Written request: Rewrite the lines below, putting "stroke-marker" wherever "marker-stroke" appears and leaving everything else untouched.

Data provided:
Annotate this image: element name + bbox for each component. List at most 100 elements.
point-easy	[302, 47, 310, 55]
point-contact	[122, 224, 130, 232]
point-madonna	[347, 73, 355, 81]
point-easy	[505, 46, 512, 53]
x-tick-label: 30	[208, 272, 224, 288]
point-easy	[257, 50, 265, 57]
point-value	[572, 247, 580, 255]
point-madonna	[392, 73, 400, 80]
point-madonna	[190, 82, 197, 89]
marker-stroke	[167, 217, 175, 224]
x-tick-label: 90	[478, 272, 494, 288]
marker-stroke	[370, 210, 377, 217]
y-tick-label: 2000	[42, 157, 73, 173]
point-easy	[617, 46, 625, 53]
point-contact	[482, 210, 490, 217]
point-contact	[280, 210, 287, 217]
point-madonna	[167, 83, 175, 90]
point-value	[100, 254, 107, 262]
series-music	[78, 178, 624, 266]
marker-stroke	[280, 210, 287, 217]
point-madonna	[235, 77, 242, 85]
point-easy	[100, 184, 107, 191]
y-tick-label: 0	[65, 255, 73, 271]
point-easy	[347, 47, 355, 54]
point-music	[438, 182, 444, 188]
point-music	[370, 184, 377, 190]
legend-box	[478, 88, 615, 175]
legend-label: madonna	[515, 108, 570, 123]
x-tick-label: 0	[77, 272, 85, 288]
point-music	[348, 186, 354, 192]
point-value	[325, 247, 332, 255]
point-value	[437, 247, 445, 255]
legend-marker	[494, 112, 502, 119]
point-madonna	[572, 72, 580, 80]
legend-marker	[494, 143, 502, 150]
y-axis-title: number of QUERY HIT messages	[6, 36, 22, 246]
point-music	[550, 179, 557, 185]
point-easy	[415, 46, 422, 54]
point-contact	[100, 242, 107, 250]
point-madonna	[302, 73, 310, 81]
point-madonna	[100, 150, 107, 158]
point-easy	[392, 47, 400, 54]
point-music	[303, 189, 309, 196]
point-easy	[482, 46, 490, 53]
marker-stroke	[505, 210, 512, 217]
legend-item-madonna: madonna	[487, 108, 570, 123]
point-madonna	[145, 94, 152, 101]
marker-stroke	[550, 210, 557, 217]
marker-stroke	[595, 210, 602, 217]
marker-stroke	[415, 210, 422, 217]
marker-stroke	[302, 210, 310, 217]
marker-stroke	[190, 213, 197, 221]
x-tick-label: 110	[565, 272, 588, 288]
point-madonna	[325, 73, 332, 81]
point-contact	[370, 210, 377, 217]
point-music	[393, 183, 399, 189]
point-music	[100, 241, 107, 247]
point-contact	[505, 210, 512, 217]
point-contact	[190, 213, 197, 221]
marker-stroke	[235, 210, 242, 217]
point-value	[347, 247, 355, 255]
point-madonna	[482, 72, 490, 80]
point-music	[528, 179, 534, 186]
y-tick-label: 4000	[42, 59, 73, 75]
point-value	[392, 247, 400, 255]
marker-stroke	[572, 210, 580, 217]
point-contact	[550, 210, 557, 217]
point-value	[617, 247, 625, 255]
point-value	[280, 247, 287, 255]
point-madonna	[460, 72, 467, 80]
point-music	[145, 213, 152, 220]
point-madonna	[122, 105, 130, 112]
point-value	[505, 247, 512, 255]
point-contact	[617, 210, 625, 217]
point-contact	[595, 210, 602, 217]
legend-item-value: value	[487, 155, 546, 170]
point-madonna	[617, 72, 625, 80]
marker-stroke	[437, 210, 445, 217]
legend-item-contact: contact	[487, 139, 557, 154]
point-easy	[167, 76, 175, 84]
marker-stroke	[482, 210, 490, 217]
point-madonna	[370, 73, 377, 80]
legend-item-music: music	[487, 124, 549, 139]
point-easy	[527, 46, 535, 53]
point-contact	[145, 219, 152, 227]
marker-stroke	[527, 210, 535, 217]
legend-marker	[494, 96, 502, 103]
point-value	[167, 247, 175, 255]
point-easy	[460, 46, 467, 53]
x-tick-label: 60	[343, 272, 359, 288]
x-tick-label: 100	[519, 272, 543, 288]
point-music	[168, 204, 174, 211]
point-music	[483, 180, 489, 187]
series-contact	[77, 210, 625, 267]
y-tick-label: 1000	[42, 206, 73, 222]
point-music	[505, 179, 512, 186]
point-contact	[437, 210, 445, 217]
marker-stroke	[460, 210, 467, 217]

Response:
Annotate this image: element name + bbox for each component. List at most 100 elements.
point-easy	[302, 47, 310, 55]
point-contact	[122, 224, 130, 232]
point-madonna	[347, 73, 355, 81]
point-easy	[505, 46, 512, 53]
x-tick-label: 30	[208, 272, 224, 288]
point-easy	[257, 50, 265, 57]
point-value	[572, 247, 580, 255]
point-madonna	[392, 73, 400, 80]
point-madonna	[190, 82, 197, 89]
stroke-marker	[167, 217, 175, 224]
x-tick-label: 90	[478, 272, 494, 288]
stroke-marker	[370, 210, 377, 217]
y-tick-label: 2000	[42, 157, 73, 173]
point-easy	[617, 46, 625, 53]
point-contact	[482, 210, 490, 217]
point-contact	[280, 210, 287, 217]
point-madonna	[167, 83, 175, 90]
point-value	[100, 254, 107, 262]
series-music	[78, 178, 624, 266]
stroke-marker	[280, 210, 287, 217]
point-madonna	[235, 77, 242, 85]
point-easy	[100, 184, 107, 191]
y-tick-label: 0	[65, 255, 73, 271]
point-easy	[347, 47, 355, 54]
point-music	[438, 182, 444, 188]
point-music	[370, 184, 377, 190]
legend-box	[478, 88, 615, 175]
legend-label: madonna	[515, 108, 570, 123]
x-tick-label: 0	[77, 272, 85, 288]
point-music	[348, 186, 354, 192]
point-value	[325, 247, 332, 255]
point-value	[437, 247, 445, 255]
legend-marker	[494, 112, 502, 119]
point-madonna	[572, 72, 580, 80]
legend-marker	[494, 143, 502, 150]
y-axis-title: number of QUERY HIT messages	[6, 36, 22, 246]
point-music	[550, 179, 557, 185]
point-easy	[415, 46, 422, 54]
point-contact	[100, 242, 107, 250]
point-madonna	[302, 73, 310, 81]
point-madonna	[100, 150, 107, 158]
point-easy	[392, 47, 400, 54]
point-music	[303, 189, 309, 196]
point-easy	[482, 46, 490, 53]
stroke-marker	[505, 210, 512, 217]
legend-item-madonna: madonna	[487, 108, 570, 123]
point-madonna	[145, 94, 152, 101]
stroke-marker	[550, 210, 557, 217]
stroke-marker	[595, 210, 602, 217]
stroke-marker	[415, 210, 422, 217]
stroke-marker	[302, 210, 310, 217]
stroke-marker	[190, 213, 197, 221]
x-tick-label: 110	[565, 272, 588, 288]
point-madonna	[325, 73, 332, 81]
point-contact	[370, 210, 377, 217]
point-music	[393, 183, 399, 189]
point-music	[100, 241, 107, 247]
point-contact	[505, 210, 512, 217]
point-contact	[190, 213, 197, 221]
stroke-marker	[235, 210, 242, 217]
point-value	[347, 247, 355, 255]
point-madonna	[482, 72, 490, 80]
point-music	[528, 179, 534, 186]
y-tick-label: 4000	[42, 59, 73, 75]
point-value	[392, 247, 400, 255]
stroke-marker	[572, 210, 580, 217]
point-contact	[550, 210, 557, 217]
point-value	[617, 247, 625, 255]
point-value	[280, 247, 287, 255]
point-madonna	[460, 72, 467, 80]
point-music	[145, 213, 152, 220]
point-madonna	[122, 105, 130, 112]
point-value	[505, 247, 512, 255]
point-contact	[617, 210, 625, 217]
point-contact	[595, 210, 602, 217]
legend-item-value: value	[487, 155, 546, 170]
point-madonna	[617, 72, 625, 80]
stroke-marker	[437, 210, 445, 217]
legend-item-contact: contact	[487, 139, 557, 154]
point-easy	[167, 76, 175, 84]
stroke-marker	[482, 210, 490, 217]
point-madonna	[370, 73, 377, 80]
legend-item-music: music	[487, 124, 549, 139]
point-easy	[527, 46, 535, 53]
point-contact	[145, 219, 152, 227]
stroke-marker	[527, 210, 535, 217]
legend-marker	[494, 96, 502, 103]
point-value	[167, 247, 175, 255]
point-easy	[460, 46, 467, 53]
x-tick-label: 60	[343, 272, 359, 288]
x-tick-label: 100	[519, 272, 543, 288]
point-music	[168, 204, 174, 211]
point-music	[483, 180, 489, 187]
series-contact	[77, 210, 625, 267]
y-tick-label: 1000	[42, 206, 73, 222]
point-music	[505, 179, 512, 186]
point-contact	[437, 210, 445, 217]
stroke-marker	[460, 210, 467, 217]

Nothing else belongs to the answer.